WHAT IS BEING ASKED — Identify the lines containing the word "Quarter". Copy each one.

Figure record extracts
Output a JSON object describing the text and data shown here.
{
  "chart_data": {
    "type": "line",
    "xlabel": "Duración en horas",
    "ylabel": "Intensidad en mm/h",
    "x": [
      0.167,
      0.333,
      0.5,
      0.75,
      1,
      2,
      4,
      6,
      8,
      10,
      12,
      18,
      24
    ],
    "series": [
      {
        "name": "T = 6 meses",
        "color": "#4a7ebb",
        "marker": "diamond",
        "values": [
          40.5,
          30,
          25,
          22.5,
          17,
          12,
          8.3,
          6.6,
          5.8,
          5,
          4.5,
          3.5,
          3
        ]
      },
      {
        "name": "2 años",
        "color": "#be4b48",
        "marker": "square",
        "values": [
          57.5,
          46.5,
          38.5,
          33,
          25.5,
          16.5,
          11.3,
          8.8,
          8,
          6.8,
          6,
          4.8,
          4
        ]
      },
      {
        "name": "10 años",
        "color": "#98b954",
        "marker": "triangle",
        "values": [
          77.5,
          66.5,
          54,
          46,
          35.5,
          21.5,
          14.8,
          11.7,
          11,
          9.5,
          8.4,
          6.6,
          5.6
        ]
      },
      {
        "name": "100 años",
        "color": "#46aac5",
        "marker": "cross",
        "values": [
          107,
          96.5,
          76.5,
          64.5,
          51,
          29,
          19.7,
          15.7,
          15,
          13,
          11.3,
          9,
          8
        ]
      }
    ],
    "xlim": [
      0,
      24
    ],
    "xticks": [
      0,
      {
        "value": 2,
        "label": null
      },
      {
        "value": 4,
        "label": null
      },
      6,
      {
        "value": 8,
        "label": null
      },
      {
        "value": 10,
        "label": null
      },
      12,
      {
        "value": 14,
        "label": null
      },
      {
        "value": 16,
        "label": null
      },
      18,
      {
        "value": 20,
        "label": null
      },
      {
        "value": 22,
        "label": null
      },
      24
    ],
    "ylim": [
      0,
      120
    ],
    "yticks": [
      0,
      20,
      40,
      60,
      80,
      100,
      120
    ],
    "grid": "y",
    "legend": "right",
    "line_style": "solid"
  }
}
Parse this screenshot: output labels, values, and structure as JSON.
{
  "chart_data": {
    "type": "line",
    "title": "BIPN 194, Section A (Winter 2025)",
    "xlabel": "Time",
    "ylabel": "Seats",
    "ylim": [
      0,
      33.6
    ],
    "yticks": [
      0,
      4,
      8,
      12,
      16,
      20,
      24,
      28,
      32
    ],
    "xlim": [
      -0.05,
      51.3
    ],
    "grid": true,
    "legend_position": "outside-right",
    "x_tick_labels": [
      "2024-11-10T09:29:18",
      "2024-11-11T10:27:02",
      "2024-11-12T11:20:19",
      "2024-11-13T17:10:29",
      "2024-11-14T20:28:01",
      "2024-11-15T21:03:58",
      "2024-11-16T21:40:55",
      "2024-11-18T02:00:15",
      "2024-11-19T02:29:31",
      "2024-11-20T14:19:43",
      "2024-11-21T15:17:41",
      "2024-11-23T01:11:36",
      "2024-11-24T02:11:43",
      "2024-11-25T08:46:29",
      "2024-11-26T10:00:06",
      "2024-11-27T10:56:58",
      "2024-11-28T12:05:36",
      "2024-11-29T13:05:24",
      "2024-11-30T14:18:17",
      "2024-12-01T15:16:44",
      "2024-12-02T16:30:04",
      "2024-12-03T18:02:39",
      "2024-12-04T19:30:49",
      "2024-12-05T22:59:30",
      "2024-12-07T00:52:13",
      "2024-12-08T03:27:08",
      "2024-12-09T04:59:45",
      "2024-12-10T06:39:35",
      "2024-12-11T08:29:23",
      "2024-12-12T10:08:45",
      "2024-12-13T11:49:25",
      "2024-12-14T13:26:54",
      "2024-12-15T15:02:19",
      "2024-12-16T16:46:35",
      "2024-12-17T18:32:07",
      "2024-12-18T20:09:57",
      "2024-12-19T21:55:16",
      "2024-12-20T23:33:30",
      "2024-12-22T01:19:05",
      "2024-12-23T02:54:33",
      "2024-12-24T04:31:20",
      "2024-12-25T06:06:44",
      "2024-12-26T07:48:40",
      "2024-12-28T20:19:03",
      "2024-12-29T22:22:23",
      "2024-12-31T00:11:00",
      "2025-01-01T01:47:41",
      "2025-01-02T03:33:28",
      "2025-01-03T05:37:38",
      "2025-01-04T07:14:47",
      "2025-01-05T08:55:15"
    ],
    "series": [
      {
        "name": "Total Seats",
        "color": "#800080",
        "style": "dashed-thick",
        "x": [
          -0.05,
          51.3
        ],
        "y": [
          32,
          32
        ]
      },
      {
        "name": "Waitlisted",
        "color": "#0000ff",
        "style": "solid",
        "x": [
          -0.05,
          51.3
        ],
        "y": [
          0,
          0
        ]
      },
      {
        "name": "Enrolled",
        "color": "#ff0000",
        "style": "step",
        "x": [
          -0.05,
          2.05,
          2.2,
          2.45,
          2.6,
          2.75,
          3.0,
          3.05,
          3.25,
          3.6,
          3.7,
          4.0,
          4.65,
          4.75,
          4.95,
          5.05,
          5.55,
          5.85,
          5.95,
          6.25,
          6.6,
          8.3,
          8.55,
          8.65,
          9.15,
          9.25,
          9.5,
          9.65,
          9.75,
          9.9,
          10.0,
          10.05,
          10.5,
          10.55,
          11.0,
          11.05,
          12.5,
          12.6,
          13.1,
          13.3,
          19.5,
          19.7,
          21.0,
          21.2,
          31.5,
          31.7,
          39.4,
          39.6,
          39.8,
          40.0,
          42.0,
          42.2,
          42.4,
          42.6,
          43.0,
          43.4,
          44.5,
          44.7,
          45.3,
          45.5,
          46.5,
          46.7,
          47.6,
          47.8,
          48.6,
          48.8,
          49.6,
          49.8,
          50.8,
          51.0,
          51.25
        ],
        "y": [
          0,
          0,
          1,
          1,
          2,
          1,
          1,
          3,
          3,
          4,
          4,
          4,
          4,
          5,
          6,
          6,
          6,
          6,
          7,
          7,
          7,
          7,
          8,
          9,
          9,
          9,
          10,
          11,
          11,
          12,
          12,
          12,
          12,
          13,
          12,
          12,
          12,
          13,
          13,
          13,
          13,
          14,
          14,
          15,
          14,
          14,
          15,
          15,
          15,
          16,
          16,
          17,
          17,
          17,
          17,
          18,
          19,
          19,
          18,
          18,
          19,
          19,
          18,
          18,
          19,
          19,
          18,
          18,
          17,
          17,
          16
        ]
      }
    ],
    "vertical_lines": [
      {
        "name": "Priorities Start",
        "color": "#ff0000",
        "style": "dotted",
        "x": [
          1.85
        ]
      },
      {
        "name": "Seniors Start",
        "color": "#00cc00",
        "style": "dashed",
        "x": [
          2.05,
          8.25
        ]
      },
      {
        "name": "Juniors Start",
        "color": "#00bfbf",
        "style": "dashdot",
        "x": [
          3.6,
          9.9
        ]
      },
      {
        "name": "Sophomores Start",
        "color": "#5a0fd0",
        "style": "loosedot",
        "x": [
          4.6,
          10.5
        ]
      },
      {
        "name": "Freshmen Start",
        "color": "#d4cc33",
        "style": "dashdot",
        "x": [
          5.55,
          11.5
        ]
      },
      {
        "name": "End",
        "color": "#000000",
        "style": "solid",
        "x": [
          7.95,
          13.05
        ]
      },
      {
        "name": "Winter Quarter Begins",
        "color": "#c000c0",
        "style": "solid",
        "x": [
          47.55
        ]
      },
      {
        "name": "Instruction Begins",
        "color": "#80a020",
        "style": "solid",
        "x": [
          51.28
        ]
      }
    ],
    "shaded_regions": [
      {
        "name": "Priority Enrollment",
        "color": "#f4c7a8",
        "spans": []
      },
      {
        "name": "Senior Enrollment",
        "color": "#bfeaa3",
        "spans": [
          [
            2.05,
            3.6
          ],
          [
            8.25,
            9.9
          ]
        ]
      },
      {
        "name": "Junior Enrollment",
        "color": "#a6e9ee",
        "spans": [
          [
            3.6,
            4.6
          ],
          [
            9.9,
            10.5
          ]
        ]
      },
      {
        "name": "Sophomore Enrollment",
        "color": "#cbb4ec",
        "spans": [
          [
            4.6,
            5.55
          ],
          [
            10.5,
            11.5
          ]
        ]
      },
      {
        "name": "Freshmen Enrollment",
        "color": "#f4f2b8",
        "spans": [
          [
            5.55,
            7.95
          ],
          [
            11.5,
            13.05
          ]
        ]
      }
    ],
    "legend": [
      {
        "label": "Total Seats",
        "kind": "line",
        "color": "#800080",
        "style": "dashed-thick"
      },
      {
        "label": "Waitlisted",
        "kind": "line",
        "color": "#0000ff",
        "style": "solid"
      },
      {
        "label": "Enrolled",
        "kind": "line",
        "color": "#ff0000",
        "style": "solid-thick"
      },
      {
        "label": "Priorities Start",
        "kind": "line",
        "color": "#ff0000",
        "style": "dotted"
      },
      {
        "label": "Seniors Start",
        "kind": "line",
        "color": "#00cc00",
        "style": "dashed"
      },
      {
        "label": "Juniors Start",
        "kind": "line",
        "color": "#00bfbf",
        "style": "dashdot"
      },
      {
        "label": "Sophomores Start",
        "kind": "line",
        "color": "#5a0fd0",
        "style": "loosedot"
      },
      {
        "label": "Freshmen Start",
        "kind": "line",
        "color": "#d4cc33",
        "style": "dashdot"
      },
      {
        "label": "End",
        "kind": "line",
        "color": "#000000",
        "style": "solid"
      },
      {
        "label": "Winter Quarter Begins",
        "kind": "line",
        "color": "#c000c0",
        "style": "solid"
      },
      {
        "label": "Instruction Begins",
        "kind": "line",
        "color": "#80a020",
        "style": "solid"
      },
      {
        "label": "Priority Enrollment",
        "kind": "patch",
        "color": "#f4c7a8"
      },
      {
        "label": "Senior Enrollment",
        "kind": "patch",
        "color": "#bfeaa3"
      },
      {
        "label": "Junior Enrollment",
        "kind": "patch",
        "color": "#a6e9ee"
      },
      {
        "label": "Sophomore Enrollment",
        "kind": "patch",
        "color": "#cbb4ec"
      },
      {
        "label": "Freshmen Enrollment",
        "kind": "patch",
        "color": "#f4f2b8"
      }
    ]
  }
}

CORRECT ANSWER —
        "name": "Winter Quarter Begins",
        "label": "Winter Quarter Begins",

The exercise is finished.